Begin Available data

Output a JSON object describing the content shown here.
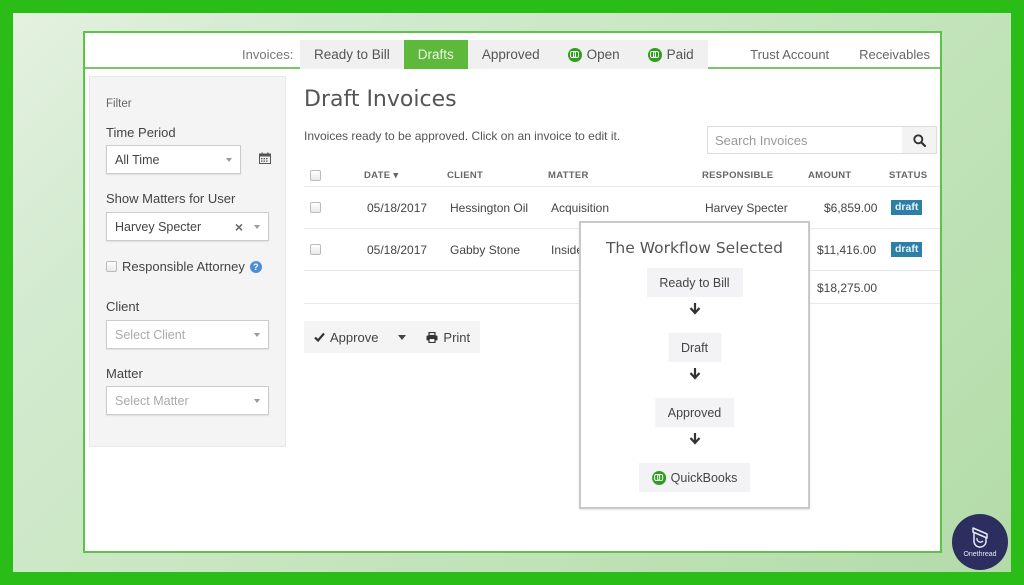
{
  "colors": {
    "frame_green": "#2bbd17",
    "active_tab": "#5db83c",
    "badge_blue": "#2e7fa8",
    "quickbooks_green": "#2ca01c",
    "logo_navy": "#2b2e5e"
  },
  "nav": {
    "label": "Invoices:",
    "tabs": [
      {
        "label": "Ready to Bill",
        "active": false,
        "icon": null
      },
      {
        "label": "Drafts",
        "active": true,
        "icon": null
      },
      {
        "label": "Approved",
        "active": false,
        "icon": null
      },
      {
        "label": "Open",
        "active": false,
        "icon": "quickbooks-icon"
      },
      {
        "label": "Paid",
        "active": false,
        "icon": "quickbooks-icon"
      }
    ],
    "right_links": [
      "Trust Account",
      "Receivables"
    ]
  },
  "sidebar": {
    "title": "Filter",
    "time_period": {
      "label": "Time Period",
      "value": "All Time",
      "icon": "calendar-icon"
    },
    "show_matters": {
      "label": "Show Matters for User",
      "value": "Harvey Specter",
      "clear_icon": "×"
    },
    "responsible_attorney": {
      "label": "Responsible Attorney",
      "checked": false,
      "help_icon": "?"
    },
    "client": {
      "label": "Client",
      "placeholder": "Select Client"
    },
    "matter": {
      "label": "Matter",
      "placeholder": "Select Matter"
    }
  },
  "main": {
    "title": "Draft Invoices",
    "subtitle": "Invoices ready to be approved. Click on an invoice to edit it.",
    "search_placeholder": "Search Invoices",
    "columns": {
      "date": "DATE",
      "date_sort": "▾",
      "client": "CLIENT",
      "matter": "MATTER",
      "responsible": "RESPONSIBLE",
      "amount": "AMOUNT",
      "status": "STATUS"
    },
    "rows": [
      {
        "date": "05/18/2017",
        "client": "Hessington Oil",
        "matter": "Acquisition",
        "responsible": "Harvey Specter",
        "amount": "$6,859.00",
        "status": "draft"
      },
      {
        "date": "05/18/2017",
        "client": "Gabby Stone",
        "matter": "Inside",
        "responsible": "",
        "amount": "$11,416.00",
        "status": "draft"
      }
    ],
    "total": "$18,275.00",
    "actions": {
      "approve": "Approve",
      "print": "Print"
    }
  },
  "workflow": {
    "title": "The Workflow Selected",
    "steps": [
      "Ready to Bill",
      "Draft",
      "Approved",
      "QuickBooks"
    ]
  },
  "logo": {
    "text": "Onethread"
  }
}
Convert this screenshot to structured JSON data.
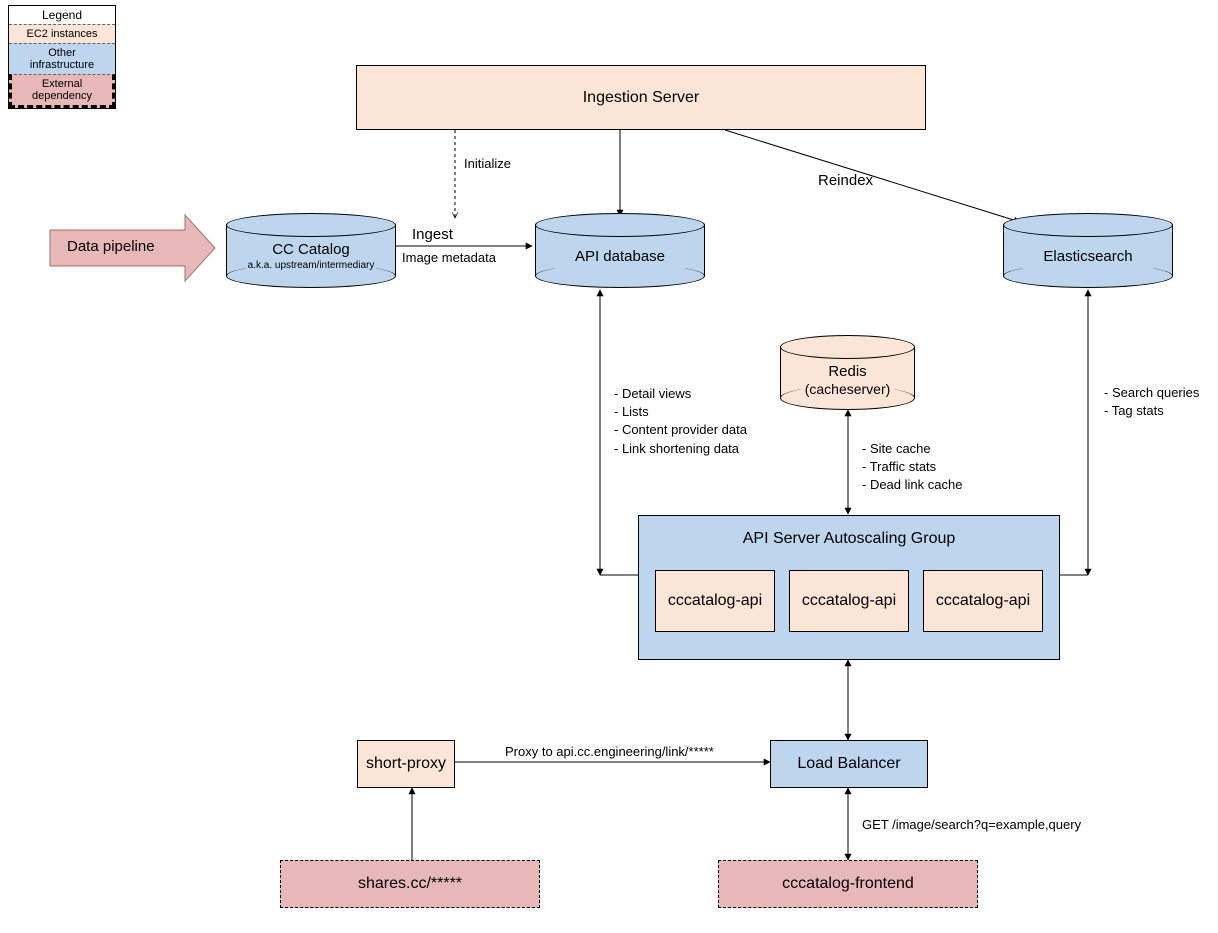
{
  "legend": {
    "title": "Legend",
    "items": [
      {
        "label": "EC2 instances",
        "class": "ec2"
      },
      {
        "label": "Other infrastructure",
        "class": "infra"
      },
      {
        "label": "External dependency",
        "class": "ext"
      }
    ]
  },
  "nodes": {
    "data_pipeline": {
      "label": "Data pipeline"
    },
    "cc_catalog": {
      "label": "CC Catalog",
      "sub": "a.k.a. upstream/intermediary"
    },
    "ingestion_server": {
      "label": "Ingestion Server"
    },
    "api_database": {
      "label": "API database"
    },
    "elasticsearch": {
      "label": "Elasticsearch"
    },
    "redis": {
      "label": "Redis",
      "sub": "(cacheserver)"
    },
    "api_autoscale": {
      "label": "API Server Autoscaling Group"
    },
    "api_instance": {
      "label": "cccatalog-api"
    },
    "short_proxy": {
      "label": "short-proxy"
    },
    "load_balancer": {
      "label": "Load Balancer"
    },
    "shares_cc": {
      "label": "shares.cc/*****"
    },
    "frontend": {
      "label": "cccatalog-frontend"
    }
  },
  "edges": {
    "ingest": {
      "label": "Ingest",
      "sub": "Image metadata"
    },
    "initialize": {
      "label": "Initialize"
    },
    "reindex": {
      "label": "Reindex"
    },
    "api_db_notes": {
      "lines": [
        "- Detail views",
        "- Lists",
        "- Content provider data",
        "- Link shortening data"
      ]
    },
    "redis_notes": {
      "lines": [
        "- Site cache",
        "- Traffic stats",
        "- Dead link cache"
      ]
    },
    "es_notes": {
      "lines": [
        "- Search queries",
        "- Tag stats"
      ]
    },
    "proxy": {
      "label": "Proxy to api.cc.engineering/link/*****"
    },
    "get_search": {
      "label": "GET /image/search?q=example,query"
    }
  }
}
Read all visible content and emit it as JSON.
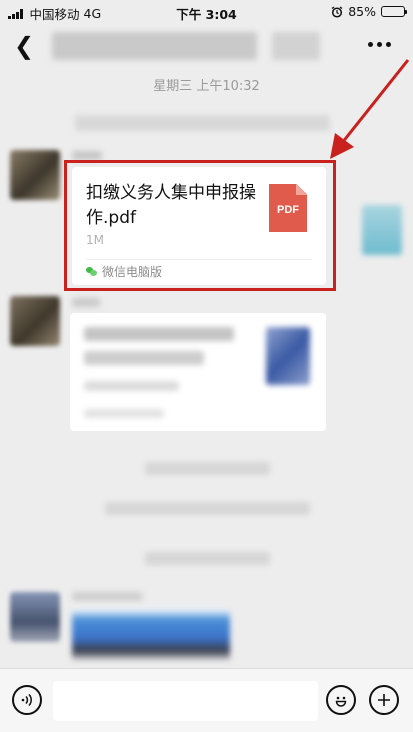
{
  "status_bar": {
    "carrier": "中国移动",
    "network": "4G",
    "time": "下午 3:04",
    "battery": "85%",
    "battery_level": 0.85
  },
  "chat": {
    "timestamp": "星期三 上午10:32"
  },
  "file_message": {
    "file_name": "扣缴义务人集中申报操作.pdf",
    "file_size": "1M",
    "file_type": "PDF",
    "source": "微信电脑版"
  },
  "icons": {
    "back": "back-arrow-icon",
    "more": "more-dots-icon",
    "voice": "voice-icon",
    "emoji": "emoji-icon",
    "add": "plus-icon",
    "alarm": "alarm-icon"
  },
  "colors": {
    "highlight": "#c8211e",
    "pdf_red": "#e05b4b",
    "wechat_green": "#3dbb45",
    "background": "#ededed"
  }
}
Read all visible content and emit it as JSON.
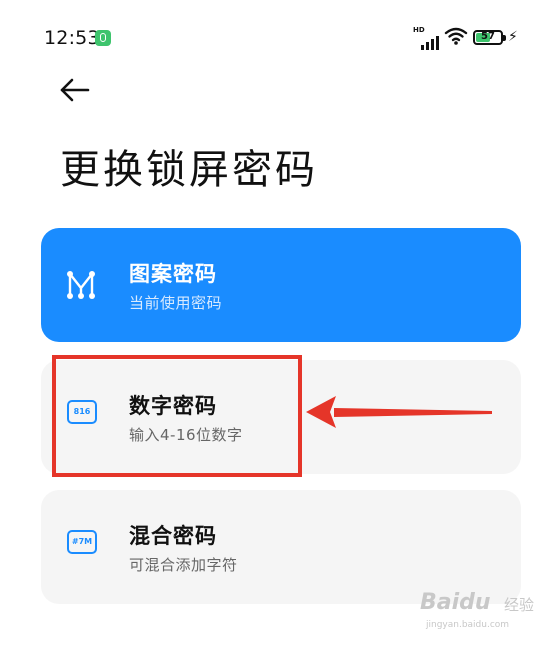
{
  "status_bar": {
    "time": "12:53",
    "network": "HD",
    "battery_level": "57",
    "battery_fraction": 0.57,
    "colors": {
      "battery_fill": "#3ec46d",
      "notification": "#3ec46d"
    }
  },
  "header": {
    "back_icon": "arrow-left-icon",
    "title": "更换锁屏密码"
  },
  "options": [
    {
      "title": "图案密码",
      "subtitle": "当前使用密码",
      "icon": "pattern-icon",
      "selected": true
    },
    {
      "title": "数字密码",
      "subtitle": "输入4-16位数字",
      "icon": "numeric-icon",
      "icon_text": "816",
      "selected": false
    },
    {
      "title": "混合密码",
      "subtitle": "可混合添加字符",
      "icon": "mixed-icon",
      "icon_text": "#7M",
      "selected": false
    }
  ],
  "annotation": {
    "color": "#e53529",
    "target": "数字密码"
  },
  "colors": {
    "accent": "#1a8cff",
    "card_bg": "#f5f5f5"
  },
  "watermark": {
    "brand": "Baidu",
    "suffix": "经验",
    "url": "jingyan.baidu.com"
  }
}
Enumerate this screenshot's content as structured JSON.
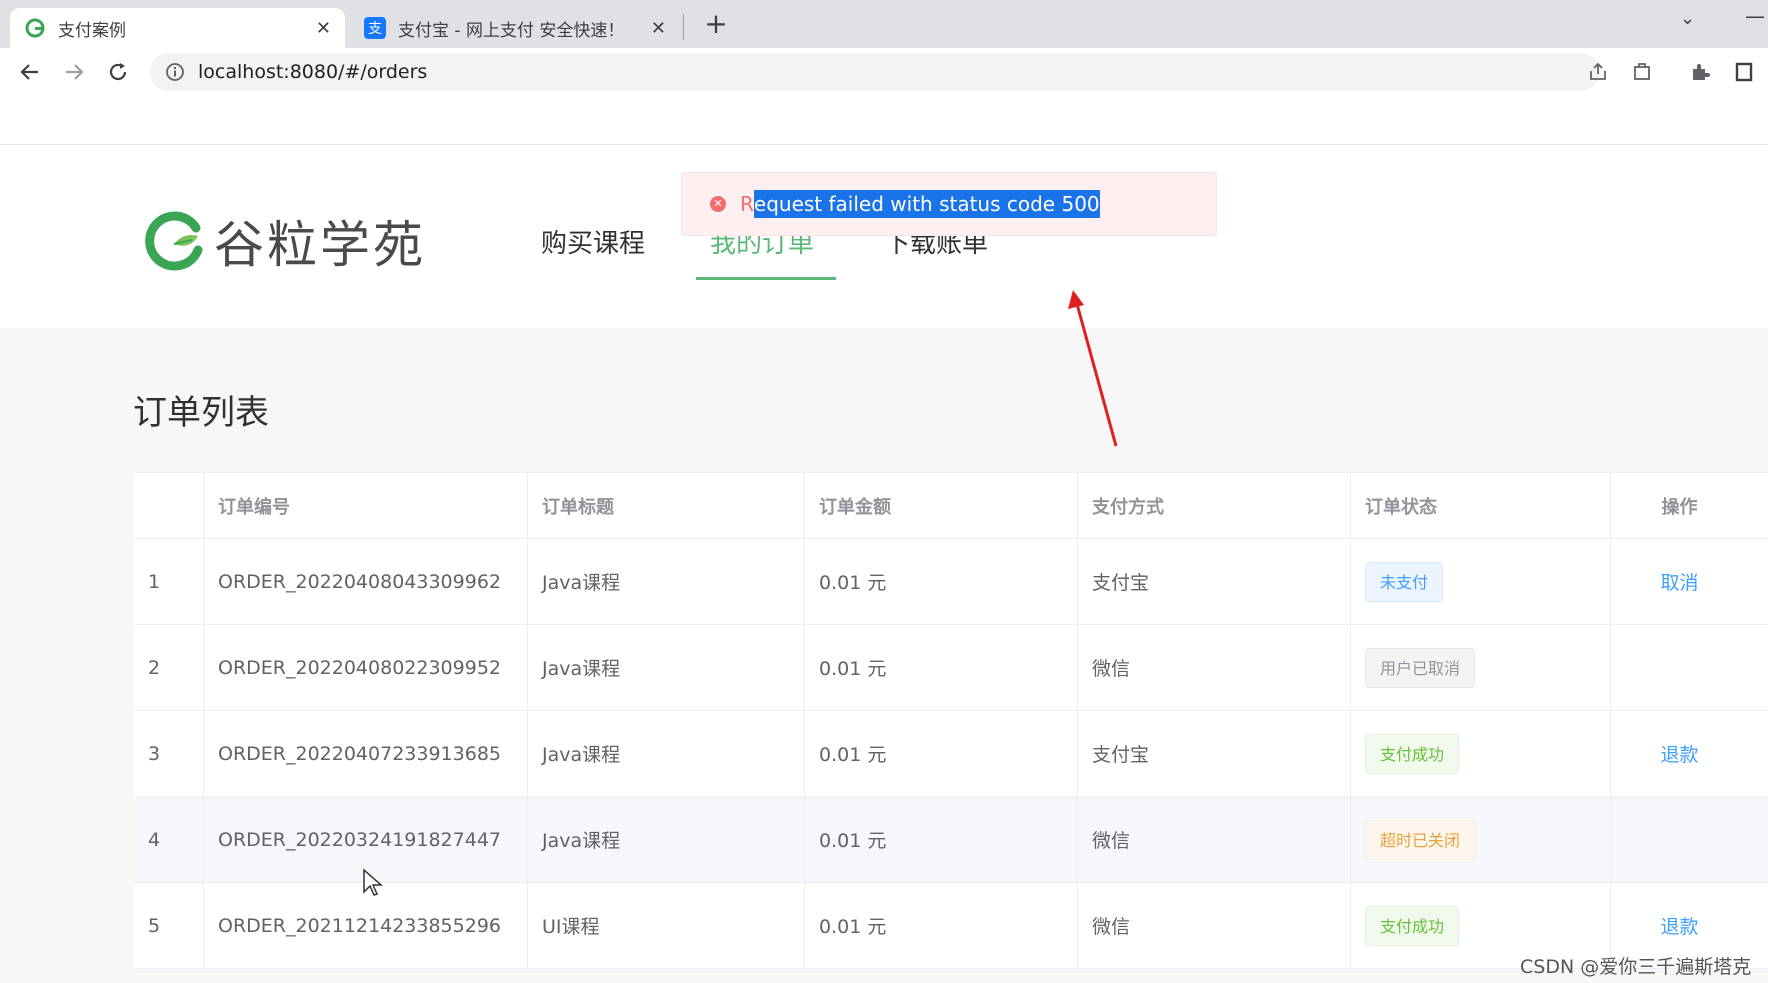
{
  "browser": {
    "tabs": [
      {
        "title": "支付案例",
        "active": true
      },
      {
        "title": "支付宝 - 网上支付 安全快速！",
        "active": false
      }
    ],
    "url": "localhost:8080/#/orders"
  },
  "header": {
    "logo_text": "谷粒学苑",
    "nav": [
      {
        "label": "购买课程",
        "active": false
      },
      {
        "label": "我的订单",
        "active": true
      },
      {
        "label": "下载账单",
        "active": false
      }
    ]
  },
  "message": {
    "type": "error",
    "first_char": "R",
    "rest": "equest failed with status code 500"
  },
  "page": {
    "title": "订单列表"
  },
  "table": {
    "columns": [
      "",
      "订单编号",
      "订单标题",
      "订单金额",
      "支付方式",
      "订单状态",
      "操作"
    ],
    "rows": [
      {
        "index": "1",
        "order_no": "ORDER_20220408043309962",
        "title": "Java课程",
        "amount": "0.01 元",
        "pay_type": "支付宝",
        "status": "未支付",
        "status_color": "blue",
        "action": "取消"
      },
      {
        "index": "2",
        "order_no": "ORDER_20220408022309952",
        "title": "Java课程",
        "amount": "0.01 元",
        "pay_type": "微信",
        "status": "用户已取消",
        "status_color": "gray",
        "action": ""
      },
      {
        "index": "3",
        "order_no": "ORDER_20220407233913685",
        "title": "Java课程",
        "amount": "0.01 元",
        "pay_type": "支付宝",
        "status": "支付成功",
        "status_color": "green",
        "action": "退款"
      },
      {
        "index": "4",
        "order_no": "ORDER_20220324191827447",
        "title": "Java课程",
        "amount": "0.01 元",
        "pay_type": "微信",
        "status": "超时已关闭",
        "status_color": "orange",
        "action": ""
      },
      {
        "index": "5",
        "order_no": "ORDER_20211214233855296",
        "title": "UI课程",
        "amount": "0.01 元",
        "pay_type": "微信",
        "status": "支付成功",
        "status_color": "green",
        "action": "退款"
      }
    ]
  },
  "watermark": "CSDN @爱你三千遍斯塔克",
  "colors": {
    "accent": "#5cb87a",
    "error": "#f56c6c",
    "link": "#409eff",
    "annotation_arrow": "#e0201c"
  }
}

End Available data

= Requirement =
Pull out every line containing "this".

= Right answer =
Convert this screenshot to structured JSON data.
Enumerate this screenshot's content as structured JSON.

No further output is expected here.